EXERCISE DIRECTIONS: Restate the whole listing exactly.

— begin EXERCISE MATERIAL —

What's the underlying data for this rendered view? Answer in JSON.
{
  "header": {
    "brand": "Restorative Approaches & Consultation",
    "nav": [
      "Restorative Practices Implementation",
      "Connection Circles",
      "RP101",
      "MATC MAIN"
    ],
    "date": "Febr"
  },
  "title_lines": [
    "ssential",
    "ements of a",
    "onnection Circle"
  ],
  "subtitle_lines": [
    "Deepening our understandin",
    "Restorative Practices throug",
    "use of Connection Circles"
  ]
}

— end EXERCISE MATERIAL —

FINAL ANSWER:
What's the underlying data for this rendered view? Answer in JSON.
{
  "header": {
    "brand": "Restorative Approaches & Consultation",
    "nav": [
      "Restorative Practices Implementation",
      "Connection Circles",
      "RP101",
      "MATC MAIN"
    ],
    "date": "Febr"
  },
  "title_lines": [
    "ssential",
    "ements of a",
    "onnection Circle"
  ],
  "subtitle_lines": [
    "Deepening our understandin",
    "Restorative Practices throug",
    "use of Connection Circles"
  ]
}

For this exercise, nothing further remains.